Check each line of the material. Copy those containing "Windows".

** START **

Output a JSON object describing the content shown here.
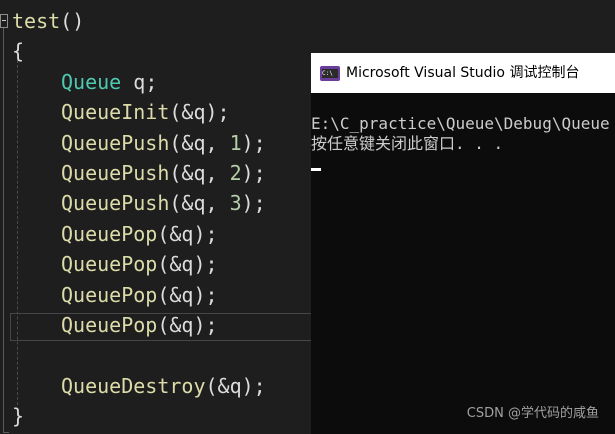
{
  "editor": {
    "function_name": "test",
    "function_parens": "()",
    "open_brace": "{",
    "close_brace": "}",
    "declaration": {
      "type": "Queue",
      "variable": "q",
      "end": ";"
    },
    "calls": [
      {
        "func": "QueueInit",
        "open": "(&q",
        "close": ");"
      },
      {
        "func": "QueuePush",
        "open": "(&q, ",
        "number": "1",
        "close": ");"
      },
      {
        "func": "QueuePush",
        "open": "(&q, ",
        "number": "2",
        "close": ");"
      },
      {
        "func": "QueuePush",
        "open": "(&q, ",
        "number": "3",
        "close": ");"
      },
      {
        "func": "QueuePop",
        "open": "(&q",
        "close": ");"
      },
      {
        "func": "QueuePop",
        "open": "(&q",
        "close": ");"
      },
      {
        "func": "QueuePop",
        "open": "(&q",
        "close": ");"
      },
      {
        "func": "QueuePop",
        "open": "(&q",
        "close": ");"
      },
      {
        "func": "QueueDestroy",
        "open": "(&q",
        "close": ");"
      }
    ]
  },
  "console": {
    "icon_name": "console-app-icon",
    "icon_text": "C:\\",
    "title": "Microsoft Visual Studio 调试控制台",
    "lines": [
      "E:\\C_practice\\Queue\\Debug\\Queue",
      "按任意键关闭此窗口. . ."
    ]
  },
  "watermark": "CSDN @学代码的咸鱼",
  "colors": {
    "background": "#1e1e1e",
    "type": "#4ec9b0",
    "function": "#dcdcaa",
    "number": "#b5cea8",
    "console_bg": "#0c0c0c"
  }
}
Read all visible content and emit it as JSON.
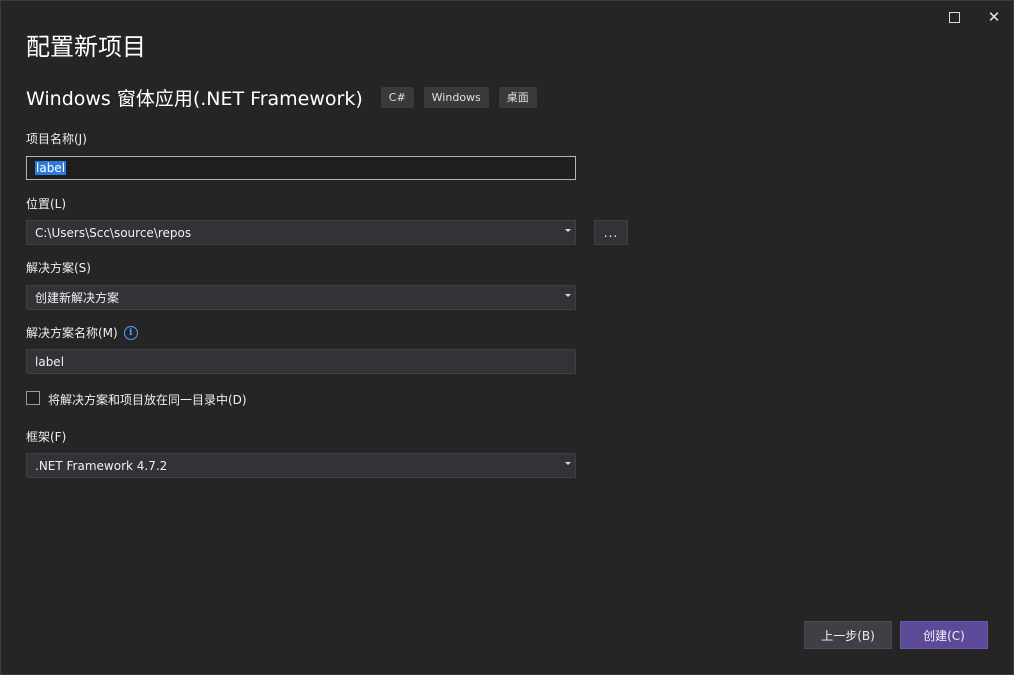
{
  "window": {
    "maximize_label": "",
    "close_label": "✕"
  },
  "header": {
    "title": "配置新项目",
    "template_name": "Windows 窗体应用(.NET Framework)",
    "tags": [
      "C#",
      "Windows",
      "桌面"
    ]
  },
  "form": {
    "project_name": {
      "label": "项目名称(J)",
      "value": "label"
    },
    "location": {
      "label": "位置(L)",
      "value": "C:\\Users\\Scc\\source\\repos",
      "browse_label": "..."
    },
    "solution": {
      "label": "解决方案(S)",
      "value": "创建新解决方案"
    },
    "solution_name": {
      "label": "解决方案名称(M)",
      "info_icon": "info-icon",
      "value": "label"
    },
    "same_directory": {
      "label": "将解决方案和项目放在同一目录中(D)",
      "checked": false
    },
    "framework": {
      "label": "框架(F)",
      "value": ".NET Framework 4.7.2"
    }
  },
  "footer": {
    "back_label": "上一步(B)",
    "create_label": "创建(C)"
  },
  "colors": {
    "background": "#252526",
    "input_background": "#333337",
    "selection": "#2b7bdc",
    "primary_button": "#5c4a99",
    "secondary_button": "#3f3f46",
    "info_icon": "#4fa3ff"
  }
}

** END **

Answer to the exercise
    "template_name": "Windows 窗体应用(.NET Framework)",
      "Windows",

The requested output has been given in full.